* Required task:
Each record must be retyped in full. No character may differ.
##### Given information
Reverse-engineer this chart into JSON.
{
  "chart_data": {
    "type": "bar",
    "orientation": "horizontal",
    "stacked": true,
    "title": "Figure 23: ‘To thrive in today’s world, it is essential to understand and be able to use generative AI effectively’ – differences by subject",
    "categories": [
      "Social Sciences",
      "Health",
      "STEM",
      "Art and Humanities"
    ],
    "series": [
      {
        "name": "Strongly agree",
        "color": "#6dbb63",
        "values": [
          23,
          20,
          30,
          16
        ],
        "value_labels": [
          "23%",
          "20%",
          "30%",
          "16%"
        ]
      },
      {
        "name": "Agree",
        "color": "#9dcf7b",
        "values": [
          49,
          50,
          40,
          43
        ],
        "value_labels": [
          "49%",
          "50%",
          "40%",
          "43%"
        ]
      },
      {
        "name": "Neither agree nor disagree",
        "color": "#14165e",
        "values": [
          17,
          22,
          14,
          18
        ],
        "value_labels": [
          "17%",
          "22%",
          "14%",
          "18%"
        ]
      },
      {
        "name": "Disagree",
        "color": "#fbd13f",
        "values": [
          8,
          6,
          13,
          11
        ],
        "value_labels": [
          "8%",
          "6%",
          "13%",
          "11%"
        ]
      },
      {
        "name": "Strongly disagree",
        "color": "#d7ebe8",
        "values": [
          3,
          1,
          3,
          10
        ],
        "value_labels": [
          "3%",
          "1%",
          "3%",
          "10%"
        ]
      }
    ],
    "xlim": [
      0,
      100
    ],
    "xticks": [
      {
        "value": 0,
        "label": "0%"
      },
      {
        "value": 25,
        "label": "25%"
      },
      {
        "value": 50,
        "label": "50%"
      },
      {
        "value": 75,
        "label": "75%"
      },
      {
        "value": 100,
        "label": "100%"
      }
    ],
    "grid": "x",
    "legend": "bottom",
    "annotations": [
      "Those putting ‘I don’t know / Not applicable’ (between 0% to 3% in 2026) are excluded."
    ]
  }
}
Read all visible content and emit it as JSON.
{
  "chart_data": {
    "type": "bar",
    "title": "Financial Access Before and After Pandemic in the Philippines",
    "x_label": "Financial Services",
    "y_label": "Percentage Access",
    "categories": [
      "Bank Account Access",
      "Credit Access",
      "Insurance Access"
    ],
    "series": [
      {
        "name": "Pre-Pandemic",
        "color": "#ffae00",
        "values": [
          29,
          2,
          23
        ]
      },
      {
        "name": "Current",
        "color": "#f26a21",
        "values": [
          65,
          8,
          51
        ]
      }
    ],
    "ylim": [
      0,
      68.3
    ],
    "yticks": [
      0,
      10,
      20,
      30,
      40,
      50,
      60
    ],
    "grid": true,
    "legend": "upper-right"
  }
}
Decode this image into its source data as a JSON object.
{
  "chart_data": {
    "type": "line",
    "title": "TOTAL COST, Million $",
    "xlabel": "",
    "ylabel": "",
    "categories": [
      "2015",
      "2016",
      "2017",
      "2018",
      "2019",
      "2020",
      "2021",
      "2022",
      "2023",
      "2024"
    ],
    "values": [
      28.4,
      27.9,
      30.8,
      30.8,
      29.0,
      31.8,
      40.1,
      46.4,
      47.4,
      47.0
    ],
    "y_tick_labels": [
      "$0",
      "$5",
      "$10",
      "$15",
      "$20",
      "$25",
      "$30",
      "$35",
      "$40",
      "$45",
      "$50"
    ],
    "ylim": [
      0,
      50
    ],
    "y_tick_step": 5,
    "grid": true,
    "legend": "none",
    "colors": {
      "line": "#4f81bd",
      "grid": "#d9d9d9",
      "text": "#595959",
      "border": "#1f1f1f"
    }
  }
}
##########
* Exercise answer:
Reverse-engineer this chart into JSON.
{
  "chart_data": {
    "type": "bar",
    "orientation": "horizontal",
    "stacked": true,
    "title": "Figure 23: ‘To thrive in today’s world, it is essential to understand and be able to use generative AI effectively’ – differences by subject",
    "categories": [
      "Social Sciences",
      "Health",
      "STEM",
      "Art and Humanities"
    ],
    "series": [
      {
        "name": "Strongly agree",
        "color": "#6dbb63",
        "values": [
          23,
          20,
          30,
          16
        ],
        "value_labels": [
          "23%",
          "20%",
          "30%",
          "16%"
        ]
      },
      {
        "name": "Agree",
        "color": "#9dcf7b",
        "values": [
          49,
          50,
          40,
          43
        ],
        "value_labels": [
          "49%",
          "50%",
          "40%",
          "43%"
        ]
      },
      {
        "name": "Neither agree nor disagree",
        "color": "#14165e",
        "values": [
          17,
          22,
          14,
          18
        ],
        "value_labels": [
          "17%",
          "22%",
          "14%",
          "18%"
        ]
      },
      {
        "name": "Disagree",
        "color": "#fbd13f",
        "values": [
          8,
          6,
          13,
          11
        ],
        "value_labels": [
          "8%",
          "6%",
          "13%",
          "11%"
        ]
      },
      {
        "name": "Strongly disagree",
        "color": "#d7ebe8",
        "values": [
          3,
          1,
          3,
          10
        ],
        "value_labels": [
          "3%",
          "1%",
          "3%",
          "10%"
        ]
      }
    ],
    "xlim": [
      0,
      100
    ],
    "xticks": [
      {
        "value": 0,
        "label": "0%"
      },
      {
        "value": 25,
        "label": "25%"
      },
      {
        "value": 50,
        "label": "50%"
      },
      {
        "value": 75,
        "label": "75%"
      },
      {
        "value": 100,
        "label": "100%"
      }
    ],
    "grid": "x",
    "legend": "bottom",
    "annotations": [
      "Those putting ‘I don’t know / Not applicable’ (between 0% to 3% in 2026) are excluded."
    ]
  }
}
Read all visible content and emit it as JSON.
{
  "chart_data": {
    "type": "bar",
    "title": "Financial Access Before and After Pandemic in the Philippines",
    "x_label": "Financial Services",
    "y_label": "Percentage Access",
    "categories": [
      "Bank Account Access",
      "Credit Access",
      "Insurance Access"
    ],
    "series": [
      {
        "name": "Pre-Pandemic",
        "color": "#ffae00",
        "values": [
          29,
          2,
          23
        ]
      },
      {
        "name": "Current",
        "color": "#f26a21",
        "values": [
          65,
          8,
          51
        ]
      }
    ],
    "ylim": [
      0,
      68.3
    ],
    "yticks": [
      0,
      10,
      20,
      30,
      40,
      50,
      60
    ],
    "grid": true,
    "legend": "upper-right"
  }
}
Decode this image into its source data as a JSON object.
{
  "chart_data": {
    "type": "line",
    "title": "TOTAL COST, Million $",
    "xlabel": "",
    "ylabel": "",
    "categories": [
      "2015",
      "2016",
      "2017",
      "2018",
      "2019",
      "2020",
      "2021",
      "2022",
      "2023",
      "2024"
    ],
    "values": [
      28.4,
      27.9,
      30.8,
      30.8,
      29.0,
      31.8,
      40.1,
      46.4,
      47.4,
      47.0
    ],
    "y_tick_labels": [
      "$0",
      "$5",
      "$10",
      "$15",
      "$20",
      "$25",
      "$30",
      "$35",
      "$40",
      "$45",
      "$50"
    ],
    "ylim": [
      0,
      50
    ],
    "y_tick_step": 5,
    "grid": true,
    "legend": "none",
    "colors": {
      "line": "#4f81bd",
      "grid": "#d9d9d9",
      "text": "#595959",
      "border": "#1f1f1f"
    }
  }
}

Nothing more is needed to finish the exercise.